** YOUR INSTRUCTIONS **
Out of the lines in this data, how many include "colormap"? Give the number and nothing else.

** EXTRACTED INFORMATION **
----
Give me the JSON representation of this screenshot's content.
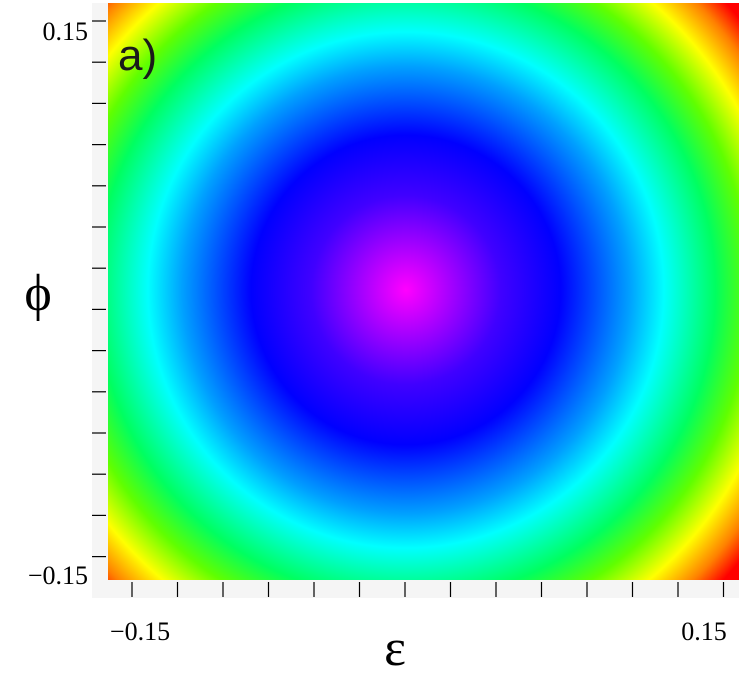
{
  "chart_data": {
    "type": "heatmap",
    "panel_label": "a)",
    "xlabel": "ε",
    "ylabel": "ϕ",
    "xlim": [
      -0.15,
      0.15
    ],
    "ylim": [
      -0.15,
      0.15
    ],
    "x_tick_labels": [
      "−0.15",
      "0.15"
    ],
    "y_tick_labels": [
      "0.15",
      "−0.15"
    ],
    "center": [
      0.0,
      0.0
    ],
    "colormap": [
      "#ff00ff",
      "#0000ff",
      "#00ffff",
      "#00ff00",
      "#ffff00",
      "#ff0000"
    ],
    "description_of_field": "radially symmetric, minimum at center"
  }
}
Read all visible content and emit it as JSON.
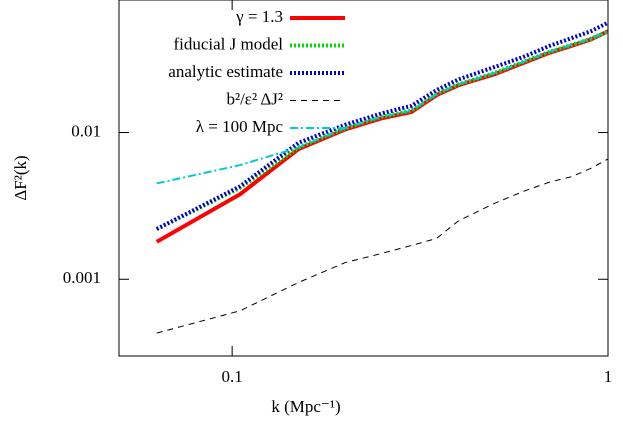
{
  "chart_data": {
    "type": "line",
    "x_label": "k (Mpc⁻¹)",
    "y_label": "ΔF²(k)",
    "x": [
      0.063,
      0.105,
      0.15,
      0.2,
      0.25,
      0.3,
      0.35,
      0.4,
      0.5,
      0.6,
      0.7,
      0.8,
      0.9,
      1.0
    ],
    "series": [
      {
        "name": "γ = 1.3",
        "color": "#ff0000",
        "dash": "solid",
        "values": [
          0.0018,
          0.0038,
          0.0077,
          0.0105,
          0.0125,
          0.0138,
          0.018,
          0.021,
          0.025,
          0.03,
          0.035,
          0.039,
          0.043,
          0.049
        ]
      },
      {
        "name": "fiducial J model",
        "color": "#00dd00",
        "dash": "dotted",
        "values": [
          0.0022,
          0.0042,
          0.0079,
          0.0107,
          0.0128,
          0.0141,
          0.0183,
          0.0213,
          0.0255,
          0.0305,
          0.0355,
          0.0395,
          0.0435,
          0.049
        ]
      },
      {
        "name": "analytic estimate",
        "color": "#0000cc",
        "dash": "dotted",
        "values": [
          0.0022,
          0.0043,
          0.0085,
          0.0113,
          0.0135,
          0.0152,
          0.0195,
          0.023,
          0.028,
          0.033,
          0.039,
          0.044,
          0.049,
          0.056
        ]
      },
      {
        "name": "b²/ε² ΔJ²",
        "color": "#000000",
        "dash": "dashed",
        "values": [
          0.00043,
          0.00061,
          0.00095,
          0.0013,
          0.0015,
          0.0017,
          0.0019,
          0.0025,
          0.0033,
          0.004,
          0.0046,
          0.005,
          0.0057,
          0.0066
        ]
      },
      {
        "name": "λ = 100 Mpc",
        "color": "#00cccc",
        "dash": "dashdot",
        "values": [
          0.0045,
          0.006,
          0.0079,
          0.0107,
          0.0128,
          0.0141,
          0.0183,
          0.0213,
          0.0255,
          0.0305,
          0.0355,
          0.0395,
          0.0435,
          0.049
        ]
      }
    ],
    "xlim": [
      0.05,
      1
    ],
    "ylim": [
      0.0003,
      0.08
    ],
    "xticks": [
      0.1,
      1
    ],
    "yticks": [
      0.001,
      0.01
    ],
    "log_x": true,
    "log_y": true,
    "legend": "top-right"
  }
}
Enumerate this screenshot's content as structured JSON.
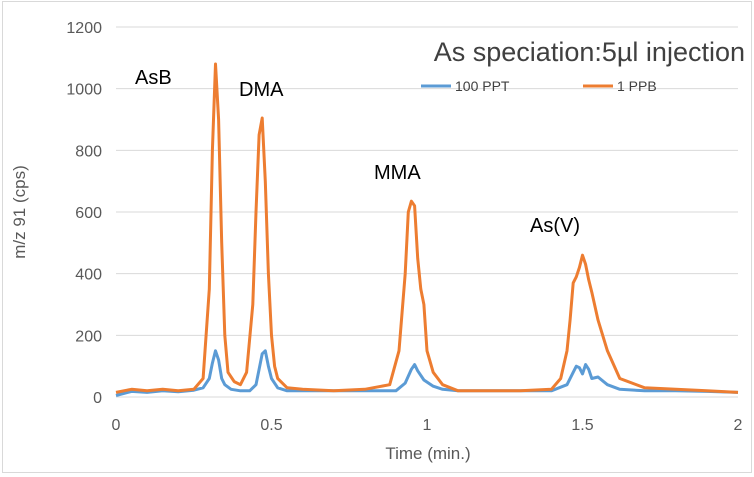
{
  "chart_data": {
    "type": "line",
    "title": "As speciation:5µl injection",
    "xlabel": "Time (min.)",
    "ylabel": "m/z 91 (cps)",
    "xlim": [
      0,
      2
    ],
    "ylim": [
      0,
      1200
    ],
    "xticks": [
      "0",
      "0.5",
      "1",
      "1.5",
      "2"
    ],
    "yticks": [
      "0",
      "200",
      "400",
      "600",
      "800",
      "1000",
      "1200"
    ],
    "grid": "horizontal",
    "legend_position": "top-right",
    "annotations": [
      "AsB",
      "DMA",
      "MMA",
      "As(V)"
    ],
    "series": [
      {
        "name": "100 PPT",
        "color": "#5b9bd5",
        "x": [
          0,
          0.05,
          0.1,
          0.15,
          0.2,
          0.25,
          0.28,
          0.3,
          0.31,
          0.32,
          0.33,
          0.34,
          0.35,
          0.37,
          0.4,
          0.43,
          0.45,
          0.46,
          0.47,
          0.48,
          0.49,
          0.5,
          0.52,
          0.55,
          0.6,
          0.7,
          0.8,
          0.9,
          0.93,
          0.95,
          0.96,
          0.97,
          0.99,
          1.02,
          1.05,
          1.1,
          1.2,
          1.3,
          1.4,
          1.45,
          1.47,
          1.48,
          1.49,
          1.5,
          1.51,
          1.52,
          1.53,
          1.55,
          1.58,
          1.62,
          1.7,
          1.8,
          1.9,
          2.0
        ],
        "y": [
          5,
          18,
          15,
          20,
          17,
          22,
          30,
          60,
          110,
          150,
          120,
          60,
          40,
          25,
          20,
          20,
          40,
          90,
          140,
          150,
          100,
          60,
          30,
          20,
          20,
          20,
          20,
          20,
          45,
          90,
          105,
          85,
          55,
          35,
          25,
          20,
          20,
          20,
          20,
          40,
          80,
          100,
          95,
          75,
          105,
          90,
          60,
          65,
          40,
          25,
          20,
          20,
          18,
          15
        ]
      },
      {
        "name": "1 PPB",
        "color": "#ed7d31",
        "x": [
          0,
          0.05,
          0.1,
          0.15,
          0.2,
          0.25,
          0.28,
          0.3,
          0.31,
          0.32,
          0.33,
          0.34,
          0.35,
          0.36,
          0.38,
          0.4,
          0.42,
          0.44,
          0.45,
          0.46,
          0.47,
          0.48,
          0.49,
          0.5,
          0.51,
          0.52,
          0.55,
          0.6,
          0.7,
          0.8,
          0.88,
          0.91,
          0.93,
          0.94,
          0.95,
          0.96,
          0.97,
          0.98,
          0.99,
          1.0,
          1.02,
          1.05,
          1.1,
          1.2,
          1.3,
          1.4,
          1.43,
          1.45,
          1.46,
          1.47,
          1.48,
          1.49,
          1.5,
          1.51,
          1.52,
          1.53,
          1.55,
          1.58,
          1.62,
          1.7,
          1.8,
          1.9,
          2.0
        ],
        "y": [
          15,
          25,
          20,
          25,
          20,
          25,
          60,
          350,
          800,
          1080,
          900,
          500,
          200,
          80,
          50,
          40,
          80,
          300,
          600,
          850,
          905,
          700,
          400,
          200,
          100,
          60,
          30,
          25,
          20,
          25,
          40,
          150,
          400,
          600,
          635,
          620,
          450,
          350,
          300,
          150,
          80,
          40,
          20,
          20,
          20,
          25,
          60,
          150,
          250,
          370,
          390,
          420,
          460,
          430,
          380,
          340,
          250,
          150,
          60,
          30,
          25,
          20,
          15
        ]
      }
    ]
  }
}
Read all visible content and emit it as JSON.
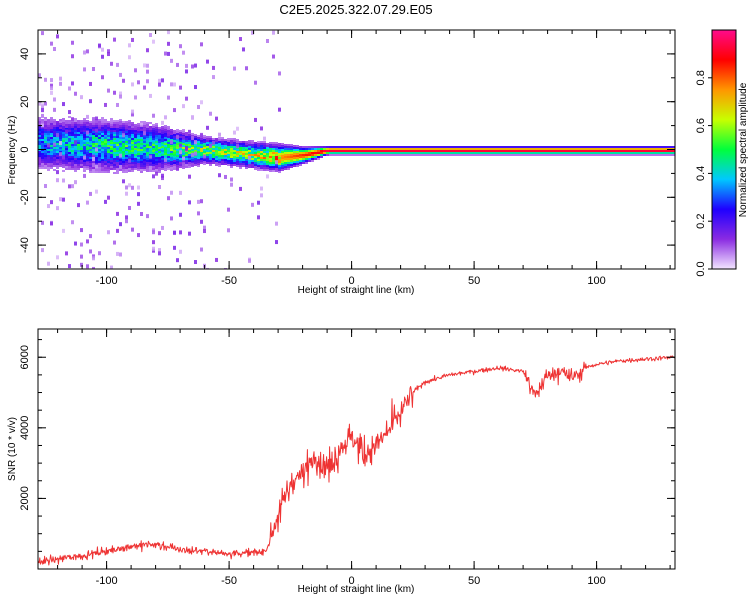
{
  "figure": {
    "title": "C2E5.2025.322.07.29.E05"
  },
  "chart_data": [
    {
      "type": "heatmap",
      "xlabel": "Height of straight line (km)",
      "ylabel": "Frequency (Hz)",
      "xlim": [
        -128,
        132
      ],
      "ylim": [
        -50,
        50
      ],
      "xticks": [
        -100,
        -50,
        0,
        50,
        100
      ],
      "yticks": [
        -40,
        -20,
        0,
        20,
        40
      ],
      "grid": false,
      "colorbar": {
        "label": "Normalized spectral amplitude",
        "range": [
          0,
          1
        ],
        "ticks": [
          0.0,
          0.2,
          0.4,
          0.6,
          0.8
        ],
        "colormap": "rainbow (white-lavender, violet, blue, cyan, green, yellow, orange, red, magenta)",
        "colors": [
          "#f3e6ff",
          "#8a2be2",
          "#1f00ff",
          "#00c8ff",
          "#00ff3c",
          "#c8ff00",
          "#ff9600",
          "#ff0000",
          "#ff0a8c"
        ]
      },
      "series": [
        {
          "x": [
            -128,
            -100,
            -80,
            -60,
            -40,
            -30,
            -20,
            -10,
            0,
            50,
            100,
            132
          ],
          "y": [
            3,
            2,
            1,
            0,
            -2,
            -3,
            -2,
            0,
            0,
            0,
            0,
            0
          ],
          "band_halfwidth_hz": [
            10,
            10,
            9,
            5,
            5,
            5,
            3,
            1.5,
            1.5,
            1.5,
            1.5,
            1.5
          ],
          "peak_amplitude": [
            0.35,
            0.45,
            0.45,
            0.55,
            0.6,
            0.75,
            0.85,
            0.95,
            0.95,
            0.95,
            0.95,
            0.95
          ]
        }
      ]
    },
    {
      "type": "line",
      "xlabel": "Height of straight line (km)",
      "ylabel": "SNR (10 * v/v)",
      "xlim": [
        -128,
        132
      ],
      "ylim": [
        0,
        6800
      ],
      "xticks": [
        -100,
        -50,
        0,
        50,
        100
      ],
      "yticks": [
        2000,
        4000,
        6000
      ],
      "grid": false,
      "color": "#ee3333",
      "series": [
        {
          "x": [
            -128,
            -110,
            -100,
            -90,
            -80,
            -70,
            -60,
            -50,
            -40,
            -35,
            -30,
            -25,
            -20,
            -15,
            -10,
            -5,
            0,
            5,
            10,
            15,
            20,
            25,
            30,
            40,
            50,
            60,
            70,
            75,
            80,
            85,
            90,
            95,
            100,
            110,
            120,
            132
          ],
          "y": [
            200,
            380,
            500,
            650,
            700,
            550,
            500,
            450,
            450,
            520,
            1500,
            2400,
            2700,
            3200,
            2900,
            3400,
            3700,
            3300,
            3500,
            3900,
            4400,
            5000,
            5300,
            5500,
            5600,
            5700,
            5600,
            4900,
            5500,
            5600,
            5400,
            5700,
            5800,
            5900,
            5950,
            6000
          ]
        }
      ]
    }
  ]
}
----
** CORRECT ANSWER **
2